WRITTEN REQUEST
Locate the line that contains "Parse this screenshot: output". Print it and every subsequent line through the final line of the records, exactly and only those.

DATA SHOWN
+ + + + +

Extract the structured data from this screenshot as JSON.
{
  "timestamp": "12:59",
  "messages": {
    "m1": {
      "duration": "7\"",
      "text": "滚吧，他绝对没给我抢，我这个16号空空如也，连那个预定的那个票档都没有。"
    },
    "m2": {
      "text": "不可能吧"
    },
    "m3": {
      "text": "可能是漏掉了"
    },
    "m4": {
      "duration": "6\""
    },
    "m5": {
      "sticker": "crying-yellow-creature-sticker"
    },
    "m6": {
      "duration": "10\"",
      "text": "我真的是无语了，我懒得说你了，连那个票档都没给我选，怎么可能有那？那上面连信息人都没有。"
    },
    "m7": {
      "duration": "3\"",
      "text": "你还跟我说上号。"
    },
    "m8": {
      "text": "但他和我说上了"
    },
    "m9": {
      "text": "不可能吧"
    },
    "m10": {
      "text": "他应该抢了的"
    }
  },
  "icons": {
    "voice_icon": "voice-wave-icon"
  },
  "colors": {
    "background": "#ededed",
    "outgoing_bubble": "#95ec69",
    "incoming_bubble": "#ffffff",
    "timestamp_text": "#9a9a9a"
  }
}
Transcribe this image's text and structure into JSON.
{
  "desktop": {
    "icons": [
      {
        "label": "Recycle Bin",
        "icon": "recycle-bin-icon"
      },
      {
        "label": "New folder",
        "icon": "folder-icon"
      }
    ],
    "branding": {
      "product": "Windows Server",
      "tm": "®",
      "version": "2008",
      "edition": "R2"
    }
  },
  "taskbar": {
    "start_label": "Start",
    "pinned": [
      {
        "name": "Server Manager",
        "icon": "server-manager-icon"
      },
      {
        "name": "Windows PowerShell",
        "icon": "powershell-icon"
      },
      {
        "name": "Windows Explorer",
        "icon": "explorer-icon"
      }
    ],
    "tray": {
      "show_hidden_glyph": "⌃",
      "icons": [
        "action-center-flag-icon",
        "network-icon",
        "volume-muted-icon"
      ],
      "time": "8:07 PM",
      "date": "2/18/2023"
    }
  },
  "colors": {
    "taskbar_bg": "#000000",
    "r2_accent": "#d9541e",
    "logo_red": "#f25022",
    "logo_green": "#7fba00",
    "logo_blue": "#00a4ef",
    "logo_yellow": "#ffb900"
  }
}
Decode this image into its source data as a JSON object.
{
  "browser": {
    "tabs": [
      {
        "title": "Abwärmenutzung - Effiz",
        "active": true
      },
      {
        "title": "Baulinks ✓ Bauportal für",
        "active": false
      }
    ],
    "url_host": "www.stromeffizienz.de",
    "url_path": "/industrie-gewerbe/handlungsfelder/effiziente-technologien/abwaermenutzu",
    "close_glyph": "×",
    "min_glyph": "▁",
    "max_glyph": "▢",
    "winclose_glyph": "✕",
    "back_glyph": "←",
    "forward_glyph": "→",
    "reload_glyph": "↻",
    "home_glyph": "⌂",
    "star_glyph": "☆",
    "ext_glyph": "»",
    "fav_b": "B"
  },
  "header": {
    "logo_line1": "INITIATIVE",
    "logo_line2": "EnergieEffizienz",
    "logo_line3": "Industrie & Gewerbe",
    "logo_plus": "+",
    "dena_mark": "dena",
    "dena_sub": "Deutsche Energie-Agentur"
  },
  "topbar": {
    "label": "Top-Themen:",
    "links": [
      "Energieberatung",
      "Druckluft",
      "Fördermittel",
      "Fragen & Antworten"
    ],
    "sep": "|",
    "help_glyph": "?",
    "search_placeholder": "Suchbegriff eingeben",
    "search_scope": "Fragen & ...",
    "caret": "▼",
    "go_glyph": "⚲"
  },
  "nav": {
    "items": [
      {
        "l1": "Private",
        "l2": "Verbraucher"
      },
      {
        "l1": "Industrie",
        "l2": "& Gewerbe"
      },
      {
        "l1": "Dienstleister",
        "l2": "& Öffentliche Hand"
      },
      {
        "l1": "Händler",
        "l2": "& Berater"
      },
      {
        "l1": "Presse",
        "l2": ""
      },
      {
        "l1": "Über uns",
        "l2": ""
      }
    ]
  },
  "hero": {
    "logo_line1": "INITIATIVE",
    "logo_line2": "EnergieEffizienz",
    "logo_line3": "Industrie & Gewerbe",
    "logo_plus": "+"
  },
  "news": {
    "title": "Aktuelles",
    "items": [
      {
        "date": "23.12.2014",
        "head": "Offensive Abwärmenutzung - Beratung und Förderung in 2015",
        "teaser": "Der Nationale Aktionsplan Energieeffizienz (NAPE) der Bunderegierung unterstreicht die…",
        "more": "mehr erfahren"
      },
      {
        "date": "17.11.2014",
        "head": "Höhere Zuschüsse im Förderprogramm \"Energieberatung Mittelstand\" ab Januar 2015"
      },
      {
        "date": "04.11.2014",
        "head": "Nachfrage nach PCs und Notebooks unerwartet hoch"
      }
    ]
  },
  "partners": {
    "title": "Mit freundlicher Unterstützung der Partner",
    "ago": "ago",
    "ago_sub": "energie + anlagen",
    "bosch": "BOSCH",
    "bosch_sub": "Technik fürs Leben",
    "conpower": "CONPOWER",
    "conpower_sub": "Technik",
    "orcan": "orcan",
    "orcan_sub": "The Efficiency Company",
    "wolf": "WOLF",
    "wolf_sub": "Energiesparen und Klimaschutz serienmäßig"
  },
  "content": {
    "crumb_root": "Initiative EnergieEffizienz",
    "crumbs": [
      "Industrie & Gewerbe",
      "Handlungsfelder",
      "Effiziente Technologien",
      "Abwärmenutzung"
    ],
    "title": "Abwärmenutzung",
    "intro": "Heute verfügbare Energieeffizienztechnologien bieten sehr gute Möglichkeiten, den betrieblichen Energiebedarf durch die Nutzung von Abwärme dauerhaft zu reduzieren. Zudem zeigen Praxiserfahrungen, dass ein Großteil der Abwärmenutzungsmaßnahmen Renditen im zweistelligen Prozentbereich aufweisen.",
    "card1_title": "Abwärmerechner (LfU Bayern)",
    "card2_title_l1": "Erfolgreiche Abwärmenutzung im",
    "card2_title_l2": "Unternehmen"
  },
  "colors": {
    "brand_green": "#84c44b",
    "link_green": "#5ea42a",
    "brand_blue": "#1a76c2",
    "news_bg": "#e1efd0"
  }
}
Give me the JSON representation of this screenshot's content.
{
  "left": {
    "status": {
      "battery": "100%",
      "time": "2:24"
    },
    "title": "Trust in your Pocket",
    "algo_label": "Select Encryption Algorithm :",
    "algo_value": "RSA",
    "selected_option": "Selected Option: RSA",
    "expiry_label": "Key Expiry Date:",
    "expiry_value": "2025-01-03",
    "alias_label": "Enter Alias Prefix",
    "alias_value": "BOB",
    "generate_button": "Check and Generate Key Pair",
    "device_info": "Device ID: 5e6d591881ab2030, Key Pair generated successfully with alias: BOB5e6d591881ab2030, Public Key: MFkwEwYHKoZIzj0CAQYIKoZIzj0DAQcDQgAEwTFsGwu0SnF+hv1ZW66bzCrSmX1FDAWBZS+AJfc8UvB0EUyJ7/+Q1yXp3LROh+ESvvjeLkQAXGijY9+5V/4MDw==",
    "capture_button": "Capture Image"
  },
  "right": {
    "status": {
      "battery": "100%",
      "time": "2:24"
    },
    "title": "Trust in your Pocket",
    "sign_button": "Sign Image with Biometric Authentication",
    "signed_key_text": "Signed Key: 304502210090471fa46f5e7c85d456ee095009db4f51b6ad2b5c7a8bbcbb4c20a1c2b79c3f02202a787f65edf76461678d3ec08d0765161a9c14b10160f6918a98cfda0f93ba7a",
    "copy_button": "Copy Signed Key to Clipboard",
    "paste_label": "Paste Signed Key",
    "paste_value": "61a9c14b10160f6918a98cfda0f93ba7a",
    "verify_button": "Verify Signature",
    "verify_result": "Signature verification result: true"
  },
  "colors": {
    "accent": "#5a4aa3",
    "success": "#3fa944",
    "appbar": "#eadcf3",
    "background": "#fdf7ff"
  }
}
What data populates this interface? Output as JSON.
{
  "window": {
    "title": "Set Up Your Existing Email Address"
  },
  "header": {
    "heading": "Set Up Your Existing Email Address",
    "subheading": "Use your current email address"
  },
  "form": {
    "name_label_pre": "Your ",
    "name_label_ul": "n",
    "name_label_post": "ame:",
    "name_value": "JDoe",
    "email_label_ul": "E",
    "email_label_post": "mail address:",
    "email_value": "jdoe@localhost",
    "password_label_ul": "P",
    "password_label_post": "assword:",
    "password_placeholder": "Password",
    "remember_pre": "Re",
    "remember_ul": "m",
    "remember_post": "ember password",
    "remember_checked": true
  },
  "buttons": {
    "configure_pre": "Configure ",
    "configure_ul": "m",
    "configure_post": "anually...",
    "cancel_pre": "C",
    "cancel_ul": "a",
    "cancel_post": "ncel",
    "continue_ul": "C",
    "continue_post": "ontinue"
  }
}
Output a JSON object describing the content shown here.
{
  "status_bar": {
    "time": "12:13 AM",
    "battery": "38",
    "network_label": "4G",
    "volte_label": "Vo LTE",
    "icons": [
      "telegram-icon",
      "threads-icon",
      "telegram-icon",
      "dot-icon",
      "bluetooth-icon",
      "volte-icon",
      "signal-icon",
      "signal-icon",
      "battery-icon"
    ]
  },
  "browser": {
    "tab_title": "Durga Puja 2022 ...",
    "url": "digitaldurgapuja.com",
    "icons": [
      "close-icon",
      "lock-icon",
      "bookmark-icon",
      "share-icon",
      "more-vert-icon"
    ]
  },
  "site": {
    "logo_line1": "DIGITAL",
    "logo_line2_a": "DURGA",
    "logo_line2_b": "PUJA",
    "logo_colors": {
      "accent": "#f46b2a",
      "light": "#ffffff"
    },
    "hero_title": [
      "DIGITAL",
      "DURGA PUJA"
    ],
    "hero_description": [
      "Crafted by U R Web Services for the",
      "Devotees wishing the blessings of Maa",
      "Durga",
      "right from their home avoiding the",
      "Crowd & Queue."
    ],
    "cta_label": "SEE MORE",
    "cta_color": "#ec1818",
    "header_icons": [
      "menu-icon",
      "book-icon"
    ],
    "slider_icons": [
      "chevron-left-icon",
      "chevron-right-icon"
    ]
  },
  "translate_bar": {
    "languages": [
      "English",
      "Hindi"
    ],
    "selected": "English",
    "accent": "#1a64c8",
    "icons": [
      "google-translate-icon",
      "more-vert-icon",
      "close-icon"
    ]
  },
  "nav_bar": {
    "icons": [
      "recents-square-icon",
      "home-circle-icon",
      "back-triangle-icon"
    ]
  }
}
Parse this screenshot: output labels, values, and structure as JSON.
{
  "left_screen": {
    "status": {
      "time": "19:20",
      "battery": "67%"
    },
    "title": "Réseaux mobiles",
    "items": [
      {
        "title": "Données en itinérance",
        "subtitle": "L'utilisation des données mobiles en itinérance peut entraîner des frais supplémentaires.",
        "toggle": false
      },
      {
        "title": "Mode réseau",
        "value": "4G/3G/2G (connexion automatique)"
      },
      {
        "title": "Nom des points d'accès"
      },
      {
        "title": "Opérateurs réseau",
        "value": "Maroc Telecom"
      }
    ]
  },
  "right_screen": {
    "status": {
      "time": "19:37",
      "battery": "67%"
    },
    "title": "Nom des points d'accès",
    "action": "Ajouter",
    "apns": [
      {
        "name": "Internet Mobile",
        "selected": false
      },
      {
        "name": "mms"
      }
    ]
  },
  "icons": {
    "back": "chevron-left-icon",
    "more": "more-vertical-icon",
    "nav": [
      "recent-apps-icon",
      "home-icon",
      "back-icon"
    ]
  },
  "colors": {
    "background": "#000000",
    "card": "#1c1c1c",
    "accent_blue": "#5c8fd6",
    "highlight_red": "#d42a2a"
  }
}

+ + + + +

COMPLETE RESPONSE
Parse this screenshot: output labels, values, and structure as JSON.
{
  "left_screen": {
    "status": {
      "time": "19:20",
      "battery": "67%"
    },
    "title": "Réseaux mobiles",
    "items": [
      {
        "title": "Données en itinérance",
        "subtitle": "L'utilisation des données mobiles en itinérance peut entraîner des frais supplémentaires.",
        "toggle": false
      },
      {
        "title": "Mode réseau",
        "value": "4G/3G/2G (connexion automatique)"
      },
      {
        "title": "Nom des points d'accès"
      },
      {
        "title": "Opérateurs réseau",
        "value": "Maroc Telecom"
      }
    ]
  },
  "right_screen": {
    "status": {
      "time": "19:37",
      "battery": "67%"
    },
    "title": "Nom des points d'accès",
    "action": "Ajouter",
    "apns": [
      {
        "name": "Internet Mobile",
        "selected": false
      },
      {
        "name": "mms"
      }
    ]
  },
  "icons": {
    "back": "chevron-left-icon",
    "more": "more-vertical-icon",
    "nav": [
      "recent-apps-icon",
      "home-icon",
      "back-icon"
    ]
  },
  "colors": {
    "background": "#000000",
    "card": "#1c1c1c",
    "accent_blue": "#5c8fd6",
    "highlight_red": "#d42a2a"
  }
}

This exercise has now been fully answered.